Search the records for "text" and copy each line that holds it.
:: Information given ::
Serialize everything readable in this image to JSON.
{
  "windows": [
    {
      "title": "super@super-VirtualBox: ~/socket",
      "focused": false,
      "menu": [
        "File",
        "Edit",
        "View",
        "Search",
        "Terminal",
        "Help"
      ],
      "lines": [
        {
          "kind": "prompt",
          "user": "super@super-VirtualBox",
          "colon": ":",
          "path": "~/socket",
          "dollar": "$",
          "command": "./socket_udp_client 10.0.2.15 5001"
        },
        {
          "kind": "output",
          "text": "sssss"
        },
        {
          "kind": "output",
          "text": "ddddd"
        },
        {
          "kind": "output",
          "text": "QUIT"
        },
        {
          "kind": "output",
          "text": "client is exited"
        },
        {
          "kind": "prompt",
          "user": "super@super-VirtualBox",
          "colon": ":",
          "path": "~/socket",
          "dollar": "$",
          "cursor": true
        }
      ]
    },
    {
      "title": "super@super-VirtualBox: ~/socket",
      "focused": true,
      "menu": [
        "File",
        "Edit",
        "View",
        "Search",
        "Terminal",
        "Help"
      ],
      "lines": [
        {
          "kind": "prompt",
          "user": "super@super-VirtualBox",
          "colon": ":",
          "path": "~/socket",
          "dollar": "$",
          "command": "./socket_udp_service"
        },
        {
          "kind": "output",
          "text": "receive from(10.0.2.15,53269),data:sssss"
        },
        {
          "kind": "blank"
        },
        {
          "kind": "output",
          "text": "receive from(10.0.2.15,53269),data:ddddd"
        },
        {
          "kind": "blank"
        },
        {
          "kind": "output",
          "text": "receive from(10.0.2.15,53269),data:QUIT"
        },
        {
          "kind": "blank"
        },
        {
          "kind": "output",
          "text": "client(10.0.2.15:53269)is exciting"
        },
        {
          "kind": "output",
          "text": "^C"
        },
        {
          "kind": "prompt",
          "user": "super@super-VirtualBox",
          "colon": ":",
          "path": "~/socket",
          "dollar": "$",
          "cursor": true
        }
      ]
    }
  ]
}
:::
*Solution for this problem:*
          "text": "sssss"
          "text": "ddddd"
          "text": "QUIT"
          "text": "client is exited"
          "text": "receive from(10.0.2.15,53269),data:sssss"
          "text": "receive from(10.0.2.15,53269),data:ddddd"
          "text": "receive from(10.0.2.15,53269),data:QUIT"
          "text": "client(10.0.2.15:53269)is exciting"
          "text": "^C"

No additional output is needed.